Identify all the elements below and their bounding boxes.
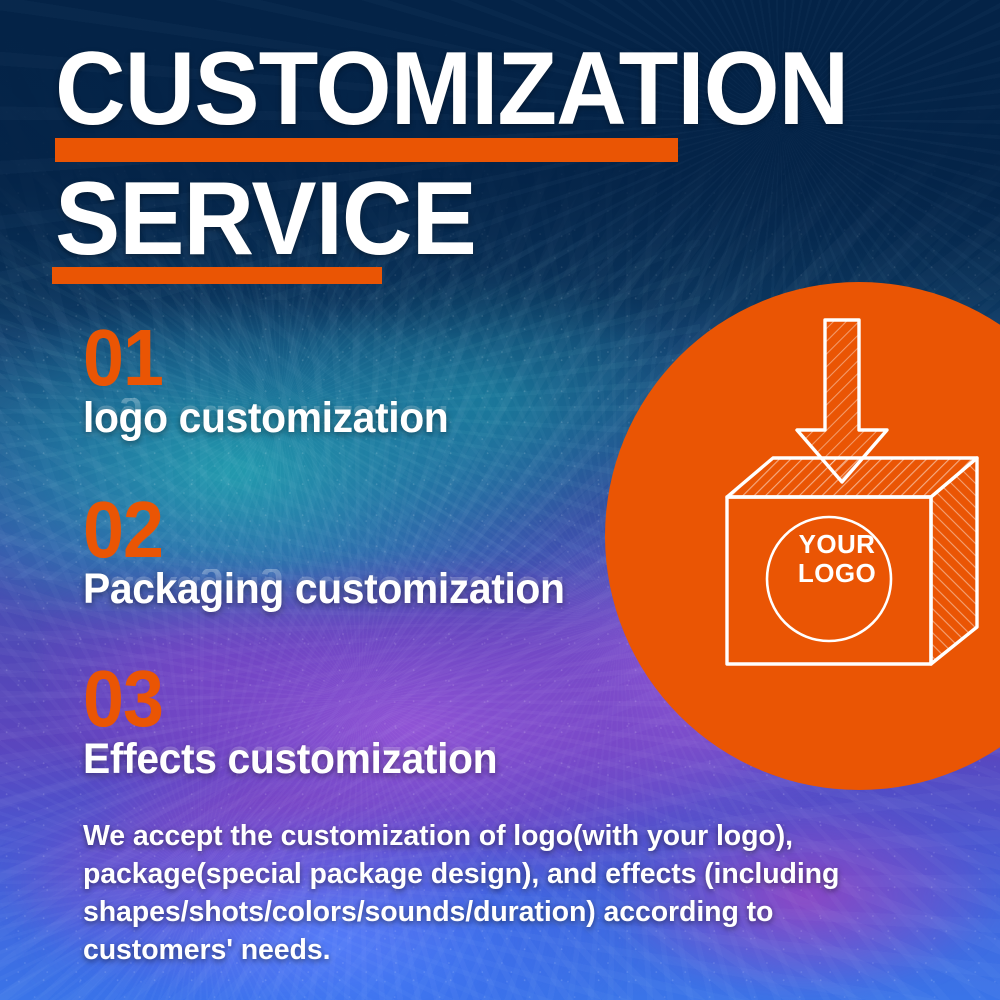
body-copy: We accept the customization of logo(with…: [83, 818, 853, 970]
service-number: 03: [83, 666, 653, 732]
title-line-1: CUSTOMIZATION: [55, 46, 769, 133]
service-number: 01: [83, 325, 653, 391]
page-title: CUSTOMIZATION SERVICE: [55, 46, 815, 284]
service-label: Packaging customization: [83, 568, 565, 611]
service-number: 02: [83, 497, 653, 563]
title-line-2: SERVICE: [55, 176, 769, 263]
title-line-2-wrap: SERVICE: [55, 176, 815, 283]
customization-service-poster: CUSTOMIZATION SERVICE 01 logo customizat…: [0, 0, 1000, 1000]
service-label: Effects customization: [83, 738, 497, 781]
logo-placeholder-text: YOUR LOGO: [782, 530, 892, 588]
service-label: logo customization: [83, 397, 448, 440]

§ GIVEN EXERCISE
Reproduce word for word every line from the one containing "body-copy: We accept" through the final line, both ends included.

§ TASK SOLUTION
body-copy: We accept the customization of logo(with…: [83, 818, 853, 970]
service-number: 03: [83, 666, 653, 732]
title-line-1: CUSTOMIZATION: [55, 46, 769, 133]
service-number: 01: [83, 325, 653, 391]
page-title: CUSTOMIZATION SERVICE: [55, 46, 815, 284]
service-label: Packaging customization: [83, 568, 565, 611]
service-number: 02: [83, 497, 653, 563]
title-line-2: SERVICE: [55, 176, 769, 263]
title-line-2-wrap: SERVICE: [55, 176, 815, 283]
customization-service-poster: CUSTOMIZATION SERVICE 01 logo customizat…: [0, 0, 1000, 1000]
service-label: Effects customization: [83, 738, 497, 781]
logo-placeholder-text: YOUR LOGO: [782, 530, 892, 588]
service-label: logo customization: [83, 397, 448, 440]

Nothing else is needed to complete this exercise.